What to produce
The data below must be copied in full and without any change.
Start The records
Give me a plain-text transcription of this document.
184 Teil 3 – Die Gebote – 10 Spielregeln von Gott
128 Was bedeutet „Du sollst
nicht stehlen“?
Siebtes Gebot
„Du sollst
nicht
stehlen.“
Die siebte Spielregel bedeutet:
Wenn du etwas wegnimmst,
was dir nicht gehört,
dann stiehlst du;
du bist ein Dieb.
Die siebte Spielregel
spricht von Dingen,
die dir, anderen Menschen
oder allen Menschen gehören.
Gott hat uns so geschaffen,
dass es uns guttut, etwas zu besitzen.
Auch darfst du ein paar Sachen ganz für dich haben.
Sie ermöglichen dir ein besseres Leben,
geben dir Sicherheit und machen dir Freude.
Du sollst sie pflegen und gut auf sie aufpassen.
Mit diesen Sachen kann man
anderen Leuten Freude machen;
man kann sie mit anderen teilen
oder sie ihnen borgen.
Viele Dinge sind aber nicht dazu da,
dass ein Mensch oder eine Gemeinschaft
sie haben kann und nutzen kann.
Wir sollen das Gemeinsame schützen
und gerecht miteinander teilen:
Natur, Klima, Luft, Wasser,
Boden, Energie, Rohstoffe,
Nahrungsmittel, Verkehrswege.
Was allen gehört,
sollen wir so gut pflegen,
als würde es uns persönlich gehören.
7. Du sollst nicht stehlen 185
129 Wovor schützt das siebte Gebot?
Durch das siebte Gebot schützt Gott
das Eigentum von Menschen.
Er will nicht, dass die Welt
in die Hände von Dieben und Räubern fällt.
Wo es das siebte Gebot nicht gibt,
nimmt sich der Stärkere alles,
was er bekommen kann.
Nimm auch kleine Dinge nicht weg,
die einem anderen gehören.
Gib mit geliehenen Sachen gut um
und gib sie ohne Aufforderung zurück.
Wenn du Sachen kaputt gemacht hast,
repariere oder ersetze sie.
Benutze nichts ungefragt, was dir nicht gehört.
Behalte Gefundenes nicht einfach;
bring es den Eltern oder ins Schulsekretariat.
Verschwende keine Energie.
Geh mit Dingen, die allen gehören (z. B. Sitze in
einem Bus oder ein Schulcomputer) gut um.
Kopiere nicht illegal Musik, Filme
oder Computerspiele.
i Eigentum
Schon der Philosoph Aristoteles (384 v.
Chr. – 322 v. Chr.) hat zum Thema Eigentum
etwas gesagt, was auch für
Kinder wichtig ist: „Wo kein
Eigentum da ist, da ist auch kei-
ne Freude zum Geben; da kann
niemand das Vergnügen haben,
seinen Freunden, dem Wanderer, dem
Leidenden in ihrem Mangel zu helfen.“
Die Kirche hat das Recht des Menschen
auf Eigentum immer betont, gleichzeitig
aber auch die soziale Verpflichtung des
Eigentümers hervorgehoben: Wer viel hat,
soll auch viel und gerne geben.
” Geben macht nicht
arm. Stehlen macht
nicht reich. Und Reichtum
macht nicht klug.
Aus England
End The records
Result of the exercise
Give me a plain-text transcription of this document.
184 Teil 3 – Die Gebote – 10 Spielregeln von Gott
128 Was bedeutet „Du sollst
nicht stehlen“?
Siebtes Gebot
„Du sollst
nicht
stehlen.“
Die siebte Spielregel bedeutet:
Wenn du etwas wegnimmst,
was dir nicht gehört,
dann stiehlst du;
du bist ein Dieb.
Die siebte Spielregel
spricht von Dingen,
die dir, anderen Menschen
oder allen Menschen gehören.
Gott hat uns so geschaffen,
dass es uns guttut, etwas zu besitzen.
Auch darfst du ein paar Sachen ganz für dich haben.
Sie ermöglichen dir ein besseres Leben,
geben dir Sicherheit und machen dir Freude.
Du sollst sie pflegen und gut auf sie aufpassen.
Mit diesen Sachen kann man
anderen Leuten Freude machen;
man kann sie mit anderen teilen
oder sie ihnen borgen.
Viele Dinge sind aber nicht dazu da,
dass ein Mensch oder eine Gemeinschaft
sie haben kann und nutzen kann.
Wir sollen das Gemeinsame schützen
und gerecht miteinander teilen:
Natur, Klima, Luft, Wasser,
Boden, Energie, Rohstoffe,
Nahrungsmittel, Verkehrswege.
Was allen gehört,
sollen wir so gut pflegen,
als würde es uns persönlich gehören.
7. Du sollst nicht stehlen 185
129 Wovor schützt das siebte Gebot?
Durch das siebte Gebot schützt Gott
das Eigentum von Menschen.
Er will nicht, dass die Welt
in die Hände von Dieben und Räubern fällt.
Wo es das siebte Gebot nicht gibt,
nimmt sich der Stärkere alles,
was er bekommen kann.
Nimm auch kleine Dinge nicht weg,
die einem anderen gehören.
Gib mit geliehenen Sachen gut um
und gib sie ohne Aufforderung zurück.
Wenn du Sachen kaputt gemacht hast,
repariere oder ersetze sie.
Benutze nichts ungefragt, was dir nicht gehört.
Behalte Gefundenes nicht einfach;
bring es den Eltern oder ins Schulsekretariat.
Verschwende keine Energie.
Geh mit Dingen, die allen gehören (z. B. Sitze in
einem Bus oder ein Schulcomputer) gut um.
Kopiere nicht illegal Musik, Filme
oder Computerspiele.
i Eigentum
Schon der Philosoph Aristoteles (384 v.
Chr. – 322 v. Chr.) hat zum Thema Eigentum
etwas gesagt, was auch für
Kinder wichtig ist: „Wo kein
Eigentum da ist, da ist auch kei-
ne Freude zum Geben; da kann
niemand das Vergnügen haben,
seinen Freunden, dem Wanderer, dem
Leidenden in ihrem Mangel zu helfen.“
Die Kirche hat das Recht des Menschen
auf Eigentum immer betont, gleichzeitig
aber auch die soziale Verpflichtung des
Eigentümers hervorgehoben: Wer viel hat,
soll auch viel und gerne geben.
” Geben macht nicht
arm. Stehlen macht
nicht reich. Und Reichtum
macht nicht klug.
Aus England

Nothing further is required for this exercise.